▶ **WHAT THE TASK REQUIRES**
Reproduce the data that follows in its entirety, character for character.

Records from a data collection:
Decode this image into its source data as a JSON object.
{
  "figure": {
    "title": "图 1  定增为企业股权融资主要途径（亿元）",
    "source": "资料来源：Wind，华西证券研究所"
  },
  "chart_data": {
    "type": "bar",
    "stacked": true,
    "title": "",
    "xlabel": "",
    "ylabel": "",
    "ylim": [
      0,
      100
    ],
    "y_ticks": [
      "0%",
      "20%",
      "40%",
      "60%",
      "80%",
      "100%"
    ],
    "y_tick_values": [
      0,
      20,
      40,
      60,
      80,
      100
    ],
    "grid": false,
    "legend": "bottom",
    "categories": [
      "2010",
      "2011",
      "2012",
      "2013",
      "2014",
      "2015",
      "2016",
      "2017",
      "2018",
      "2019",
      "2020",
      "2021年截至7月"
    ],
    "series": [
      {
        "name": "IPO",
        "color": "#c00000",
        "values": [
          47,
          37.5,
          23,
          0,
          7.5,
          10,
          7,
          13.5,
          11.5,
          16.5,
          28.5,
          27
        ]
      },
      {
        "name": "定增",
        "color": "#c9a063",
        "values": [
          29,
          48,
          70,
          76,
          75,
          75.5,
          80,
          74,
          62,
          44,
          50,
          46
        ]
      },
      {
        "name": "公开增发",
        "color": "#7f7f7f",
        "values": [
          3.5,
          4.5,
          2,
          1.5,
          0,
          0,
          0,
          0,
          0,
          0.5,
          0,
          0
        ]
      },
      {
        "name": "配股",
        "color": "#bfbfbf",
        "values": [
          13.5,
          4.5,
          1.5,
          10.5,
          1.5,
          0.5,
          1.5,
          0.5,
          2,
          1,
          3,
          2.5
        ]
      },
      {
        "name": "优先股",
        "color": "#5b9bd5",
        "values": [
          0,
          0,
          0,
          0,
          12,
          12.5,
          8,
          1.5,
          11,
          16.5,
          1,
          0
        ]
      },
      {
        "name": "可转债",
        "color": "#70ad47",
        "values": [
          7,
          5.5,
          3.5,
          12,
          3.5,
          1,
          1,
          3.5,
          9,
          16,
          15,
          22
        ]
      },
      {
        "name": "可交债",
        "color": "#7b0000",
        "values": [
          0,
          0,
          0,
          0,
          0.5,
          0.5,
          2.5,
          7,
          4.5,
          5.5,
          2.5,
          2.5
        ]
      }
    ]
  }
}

▶ **IN RESPONSE**
Decode this image into its source data as a JSON object.
{
  "figure": {
    "title": "图 1  定增为企业股权融资主要途径（亿元）",
    "source": "资料来源：Wind，华西证券研究所"
  },
  "chart_data": {
    "type": "bar",
    "stacked": true,
    "title": "",
    "xlabel": "",
    "ylabel": "",
    "ylim": [
      0,
      100
    ],
    "y_ticks": [
      "0%",
      "20%",
      "40%",
      "60%",
      "80%",
      "100%"
    ],
    "y_tick_values": [
      0,
      20,
      40,
      60,
      80,
      100
    ],
    "grid": false,
    "legend": "bottom",
    "categories": [
      "2010",
      "2011",
      "2012",
      "2013",
      "2014",
      "2015",
      "2016",
      "2017",
      "2018",
      "2019",
      "2020",
      "2021年截至7月"
    ],
    "series": [
      {
        "name": "IPO",
        "color": "#c00000",
        "values": [
          47,
          37.5,
          23,
          0,
          7.5,
          10,
          7,
          13.5,
          11.5,
          16.5,
          28.5,
          27
        ]
      },
      {
        "name": "定增",
        "color": "#c9a063",
        "values": [
          29,
          48,
          70,
          76,
          75,
          75.5,
          80,
          74,
          62,
          44,
          50,
          46
        ]
      },
      {
        "name": "公开增发",
        "color": "#7f7f7f",
        "values": [
          3.5,
          4.5,
          2,
          1.5,
          0,
          0,
          0,
          0,
          0,
          0.5,
          0,
          0
        ]
      },
      {
        "name": "配股",
        "color": "#bfbfbf",
        "values": [
          13.5,
          4.5,
          1.5,
          10.5,
          1.5,
          0.5,
          1.5,
          0.5,
          2,
          1,
          3,
          2.5
        ]
      },
      {
        "name": "优先股",
        "color": "#5b9bd5",
        "values": [
          0,
          0,
          0,
          0,
          12,
          12.5,
          8,
          1.5,
          11,
          16.5,
          1,
          0
        ]
      },
      {
        "name": "可转债",
        "color": "#70ad47",
        "values": [
          7,
          5.5,
          3.5,
          12,
          3.5,
          1,
          1,
          3.5,
          9,
          16,
          15,
          22
        ]
      },
      {
        "name": "可交债",
        "color": "#7b0000",
        "values": [
          0,
          0,
          0,
          0,
          0.5,
          0.5,
          2.5,
          7,
          4.5,
          5.5,
          2.5,
          2.5
        ]
      }
    ]
  }
}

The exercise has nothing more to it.